*Your instructions*
Find each line with the word "location" and say how many there are, nothing else.

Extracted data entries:
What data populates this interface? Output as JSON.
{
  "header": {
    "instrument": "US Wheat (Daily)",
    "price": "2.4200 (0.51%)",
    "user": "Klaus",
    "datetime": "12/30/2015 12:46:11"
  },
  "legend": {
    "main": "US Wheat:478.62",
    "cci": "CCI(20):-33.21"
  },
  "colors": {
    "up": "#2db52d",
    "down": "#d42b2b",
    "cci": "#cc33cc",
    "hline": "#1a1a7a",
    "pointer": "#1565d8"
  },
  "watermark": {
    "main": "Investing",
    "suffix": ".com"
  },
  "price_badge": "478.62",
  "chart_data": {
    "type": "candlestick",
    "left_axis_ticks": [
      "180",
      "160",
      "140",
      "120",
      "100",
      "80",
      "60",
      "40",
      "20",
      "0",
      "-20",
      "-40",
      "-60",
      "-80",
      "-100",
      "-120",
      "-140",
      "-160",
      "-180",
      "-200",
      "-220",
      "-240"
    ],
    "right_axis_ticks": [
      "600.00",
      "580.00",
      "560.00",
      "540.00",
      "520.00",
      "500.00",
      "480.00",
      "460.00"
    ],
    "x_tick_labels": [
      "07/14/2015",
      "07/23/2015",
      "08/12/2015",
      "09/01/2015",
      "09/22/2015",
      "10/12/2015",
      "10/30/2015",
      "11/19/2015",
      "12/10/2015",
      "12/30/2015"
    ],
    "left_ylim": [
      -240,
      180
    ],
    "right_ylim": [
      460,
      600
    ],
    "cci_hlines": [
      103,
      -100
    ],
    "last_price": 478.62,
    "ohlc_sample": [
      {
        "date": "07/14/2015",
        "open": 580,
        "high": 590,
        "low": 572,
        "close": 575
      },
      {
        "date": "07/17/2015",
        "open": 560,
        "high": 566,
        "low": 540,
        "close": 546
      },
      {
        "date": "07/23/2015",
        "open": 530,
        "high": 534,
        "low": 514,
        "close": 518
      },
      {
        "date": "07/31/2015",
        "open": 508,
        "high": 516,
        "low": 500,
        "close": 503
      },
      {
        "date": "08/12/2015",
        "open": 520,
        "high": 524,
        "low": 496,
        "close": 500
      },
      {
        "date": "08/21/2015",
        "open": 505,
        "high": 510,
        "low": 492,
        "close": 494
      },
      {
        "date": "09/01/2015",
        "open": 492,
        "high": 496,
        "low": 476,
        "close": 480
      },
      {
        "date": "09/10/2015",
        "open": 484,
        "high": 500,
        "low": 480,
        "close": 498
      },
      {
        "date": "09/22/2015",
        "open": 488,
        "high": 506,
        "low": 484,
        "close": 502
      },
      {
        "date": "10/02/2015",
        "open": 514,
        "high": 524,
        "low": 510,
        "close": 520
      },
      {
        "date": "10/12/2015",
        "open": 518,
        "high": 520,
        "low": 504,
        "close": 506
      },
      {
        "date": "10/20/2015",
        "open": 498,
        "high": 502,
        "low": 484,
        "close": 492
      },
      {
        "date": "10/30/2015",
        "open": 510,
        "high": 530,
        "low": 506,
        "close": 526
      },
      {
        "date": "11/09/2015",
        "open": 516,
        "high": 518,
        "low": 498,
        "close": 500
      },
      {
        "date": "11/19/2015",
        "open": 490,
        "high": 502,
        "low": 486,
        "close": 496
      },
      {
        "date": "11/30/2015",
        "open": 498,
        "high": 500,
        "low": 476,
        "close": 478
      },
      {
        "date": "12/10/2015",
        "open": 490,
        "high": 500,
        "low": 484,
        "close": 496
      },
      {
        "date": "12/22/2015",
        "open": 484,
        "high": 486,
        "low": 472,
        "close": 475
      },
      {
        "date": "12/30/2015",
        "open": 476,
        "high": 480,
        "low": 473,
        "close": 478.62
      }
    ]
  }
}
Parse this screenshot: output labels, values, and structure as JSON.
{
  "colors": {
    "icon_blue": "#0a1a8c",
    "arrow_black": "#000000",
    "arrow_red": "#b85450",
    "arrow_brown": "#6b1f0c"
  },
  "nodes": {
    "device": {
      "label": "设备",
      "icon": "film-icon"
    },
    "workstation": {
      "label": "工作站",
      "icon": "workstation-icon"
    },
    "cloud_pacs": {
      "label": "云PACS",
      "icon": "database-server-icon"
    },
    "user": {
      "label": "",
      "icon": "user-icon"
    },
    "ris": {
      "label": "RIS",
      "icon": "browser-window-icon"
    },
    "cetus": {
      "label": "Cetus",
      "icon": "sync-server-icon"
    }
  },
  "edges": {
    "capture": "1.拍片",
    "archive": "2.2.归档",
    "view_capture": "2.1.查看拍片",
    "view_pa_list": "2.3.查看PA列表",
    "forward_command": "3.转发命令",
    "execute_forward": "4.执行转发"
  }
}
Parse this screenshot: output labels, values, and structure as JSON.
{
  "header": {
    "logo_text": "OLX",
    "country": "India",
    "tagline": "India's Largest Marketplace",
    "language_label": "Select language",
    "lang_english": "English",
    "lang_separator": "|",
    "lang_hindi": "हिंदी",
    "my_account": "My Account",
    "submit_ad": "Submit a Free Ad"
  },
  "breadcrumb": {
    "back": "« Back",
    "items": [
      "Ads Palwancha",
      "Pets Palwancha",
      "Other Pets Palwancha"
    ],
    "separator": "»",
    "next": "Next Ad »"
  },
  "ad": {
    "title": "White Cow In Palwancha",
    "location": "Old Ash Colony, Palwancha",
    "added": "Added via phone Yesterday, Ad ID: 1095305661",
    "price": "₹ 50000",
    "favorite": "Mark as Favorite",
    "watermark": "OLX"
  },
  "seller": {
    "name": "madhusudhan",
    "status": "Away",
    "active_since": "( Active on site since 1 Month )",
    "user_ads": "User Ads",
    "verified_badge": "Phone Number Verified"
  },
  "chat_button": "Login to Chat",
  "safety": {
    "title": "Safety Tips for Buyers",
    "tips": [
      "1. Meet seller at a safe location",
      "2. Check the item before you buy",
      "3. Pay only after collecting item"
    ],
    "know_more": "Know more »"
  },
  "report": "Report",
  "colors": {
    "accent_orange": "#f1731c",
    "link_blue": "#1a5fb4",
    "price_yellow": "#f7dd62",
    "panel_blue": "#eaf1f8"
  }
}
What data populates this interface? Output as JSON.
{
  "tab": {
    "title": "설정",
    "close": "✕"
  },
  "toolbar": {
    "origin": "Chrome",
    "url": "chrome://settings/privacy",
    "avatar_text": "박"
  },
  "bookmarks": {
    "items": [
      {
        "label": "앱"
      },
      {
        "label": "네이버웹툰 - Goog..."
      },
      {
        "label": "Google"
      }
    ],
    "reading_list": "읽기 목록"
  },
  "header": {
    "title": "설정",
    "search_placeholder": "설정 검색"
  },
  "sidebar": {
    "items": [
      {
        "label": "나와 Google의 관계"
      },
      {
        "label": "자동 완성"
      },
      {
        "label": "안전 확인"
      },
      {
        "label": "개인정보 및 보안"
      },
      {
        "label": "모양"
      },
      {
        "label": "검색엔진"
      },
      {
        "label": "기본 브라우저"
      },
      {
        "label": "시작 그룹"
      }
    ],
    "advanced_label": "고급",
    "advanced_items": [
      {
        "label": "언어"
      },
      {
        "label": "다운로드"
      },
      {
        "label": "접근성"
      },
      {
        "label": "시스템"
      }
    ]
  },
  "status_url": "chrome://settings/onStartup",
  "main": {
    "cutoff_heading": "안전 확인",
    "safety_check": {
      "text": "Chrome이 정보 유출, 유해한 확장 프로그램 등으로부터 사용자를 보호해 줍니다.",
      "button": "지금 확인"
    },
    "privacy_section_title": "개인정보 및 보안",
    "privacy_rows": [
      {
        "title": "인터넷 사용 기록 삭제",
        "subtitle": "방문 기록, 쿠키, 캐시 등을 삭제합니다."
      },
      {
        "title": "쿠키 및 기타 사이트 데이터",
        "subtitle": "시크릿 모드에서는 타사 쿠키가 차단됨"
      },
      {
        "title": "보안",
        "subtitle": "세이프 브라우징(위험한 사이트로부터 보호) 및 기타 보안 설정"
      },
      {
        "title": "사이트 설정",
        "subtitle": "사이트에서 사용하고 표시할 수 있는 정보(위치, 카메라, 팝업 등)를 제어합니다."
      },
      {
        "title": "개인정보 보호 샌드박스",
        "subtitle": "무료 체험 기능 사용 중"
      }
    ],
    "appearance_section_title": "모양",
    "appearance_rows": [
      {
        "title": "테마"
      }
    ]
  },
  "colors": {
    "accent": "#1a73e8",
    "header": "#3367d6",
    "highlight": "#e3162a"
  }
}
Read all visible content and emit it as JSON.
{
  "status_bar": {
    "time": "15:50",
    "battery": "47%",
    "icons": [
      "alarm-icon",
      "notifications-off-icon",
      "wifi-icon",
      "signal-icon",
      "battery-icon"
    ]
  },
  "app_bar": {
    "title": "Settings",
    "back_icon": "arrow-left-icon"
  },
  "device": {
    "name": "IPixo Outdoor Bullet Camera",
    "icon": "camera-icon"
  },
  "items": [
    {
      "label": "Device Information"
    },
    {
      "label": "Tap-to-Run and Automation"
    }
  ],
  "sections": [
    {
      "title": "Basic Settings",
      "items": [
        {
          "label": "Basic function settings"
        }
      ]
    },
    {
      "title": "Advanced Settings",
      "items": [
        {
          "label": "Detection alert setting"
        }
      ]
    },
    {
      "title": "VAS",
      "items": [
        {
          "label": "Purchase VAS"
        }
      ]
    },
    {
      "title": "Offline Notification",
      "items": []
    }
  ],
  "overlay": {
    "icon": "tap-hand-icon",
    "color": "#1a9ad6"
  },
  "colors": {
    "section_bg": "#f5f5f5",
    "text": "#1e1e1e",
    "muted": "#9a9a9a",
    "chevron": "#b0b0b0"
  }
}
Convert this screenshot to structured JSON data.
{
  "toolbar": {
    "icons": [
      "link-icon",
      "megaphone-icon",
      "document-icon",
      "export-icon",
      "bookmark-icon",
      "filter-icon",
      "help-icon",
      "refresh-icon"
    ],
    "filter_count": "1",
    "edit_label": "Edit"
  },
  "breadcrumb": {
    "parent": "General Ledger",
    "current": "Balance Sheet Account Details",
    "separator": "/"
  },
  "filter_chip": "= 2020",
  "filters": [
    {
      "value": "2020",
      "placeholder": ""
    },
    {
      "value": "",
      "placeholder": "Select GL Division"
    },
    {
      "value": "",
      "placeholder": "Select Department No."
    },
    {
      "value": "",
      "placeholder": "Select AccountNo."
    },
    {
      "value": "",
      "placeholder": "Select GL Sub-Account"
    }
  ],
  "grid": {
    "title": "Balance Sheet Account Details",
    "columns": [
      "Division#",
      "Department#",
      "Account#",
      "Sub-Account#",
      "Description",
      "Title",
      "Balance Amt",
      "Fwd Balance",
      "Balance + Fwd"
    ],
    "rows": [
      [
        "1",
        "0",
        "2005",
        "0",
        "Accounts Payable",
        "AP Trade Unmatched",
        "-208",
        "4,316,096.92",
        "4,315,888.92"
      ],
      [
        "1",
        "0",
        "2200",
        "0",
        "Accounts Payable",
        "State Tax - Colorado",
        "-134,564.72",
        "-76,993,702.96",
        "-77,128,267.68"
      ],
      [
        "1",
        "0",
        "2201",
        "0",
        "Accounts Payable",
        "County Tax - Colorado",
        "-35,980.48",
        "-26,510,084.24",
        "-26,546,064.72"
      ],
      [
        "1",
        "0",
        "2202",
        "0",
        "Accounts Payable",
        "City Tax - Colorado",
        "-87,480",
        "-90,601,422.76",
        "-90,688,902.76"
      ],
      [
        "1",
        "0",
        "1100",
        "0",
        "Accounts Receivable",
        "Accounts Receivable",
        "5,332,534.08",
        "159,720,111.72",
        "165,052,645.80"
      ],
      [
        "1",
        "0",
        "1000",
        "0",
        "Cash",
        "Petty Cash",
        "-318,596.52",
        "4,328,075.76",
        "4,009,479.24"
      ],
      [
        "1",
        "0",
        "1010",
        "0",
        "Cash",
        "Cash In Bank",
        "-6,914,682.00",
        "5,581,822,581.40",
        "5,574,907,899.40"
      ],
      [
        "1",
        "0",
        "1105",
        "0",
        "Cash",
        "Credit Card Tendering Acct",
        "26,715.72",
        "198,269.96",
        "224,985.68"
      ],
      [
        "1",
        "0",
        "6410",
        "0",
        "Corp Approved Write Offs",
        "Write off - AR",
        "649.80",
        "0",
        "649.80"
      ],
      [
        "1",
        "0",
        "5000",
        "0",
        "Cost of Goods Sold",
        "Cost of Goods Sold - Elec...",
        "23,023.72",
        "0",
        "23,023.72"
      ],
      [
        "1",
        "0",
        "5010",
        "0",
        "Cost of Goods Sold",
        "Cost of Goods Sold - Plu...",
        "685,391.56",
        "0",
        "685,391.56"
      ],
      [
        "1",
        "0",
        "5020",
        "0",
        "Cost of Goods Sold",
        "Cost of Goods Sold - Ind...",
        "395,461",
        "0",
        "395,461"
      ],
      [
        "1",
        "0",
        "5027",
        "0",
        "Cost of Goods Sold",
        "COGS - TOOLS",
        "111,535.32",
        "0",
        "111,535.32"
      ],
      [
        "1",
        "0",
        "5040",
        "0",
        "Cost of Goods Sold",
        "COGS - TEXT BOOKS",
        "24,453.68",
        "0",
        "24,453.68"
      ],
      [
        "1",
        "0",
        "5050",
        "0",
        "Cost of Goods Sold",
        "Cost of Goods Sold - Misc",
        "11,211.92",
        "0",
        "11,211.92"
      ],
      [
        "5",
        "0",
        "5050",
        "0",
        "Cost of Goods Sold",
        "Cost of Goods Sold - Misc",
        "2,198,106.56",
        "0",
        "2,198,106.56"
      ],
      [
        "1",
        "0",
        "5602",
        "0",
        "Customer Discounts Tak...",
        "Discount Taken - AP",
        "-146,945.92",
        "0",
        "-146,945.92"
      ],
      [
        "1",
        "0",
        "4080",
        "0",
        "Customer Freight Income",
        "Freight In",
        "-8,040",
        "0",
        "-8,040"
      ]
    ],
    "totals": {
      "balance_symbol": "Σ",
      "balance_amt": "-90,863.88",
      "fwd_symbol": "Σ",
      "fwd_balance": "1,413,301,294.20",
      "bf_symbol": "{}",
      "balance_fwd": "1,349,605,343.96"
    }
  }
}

*Complete answer*
2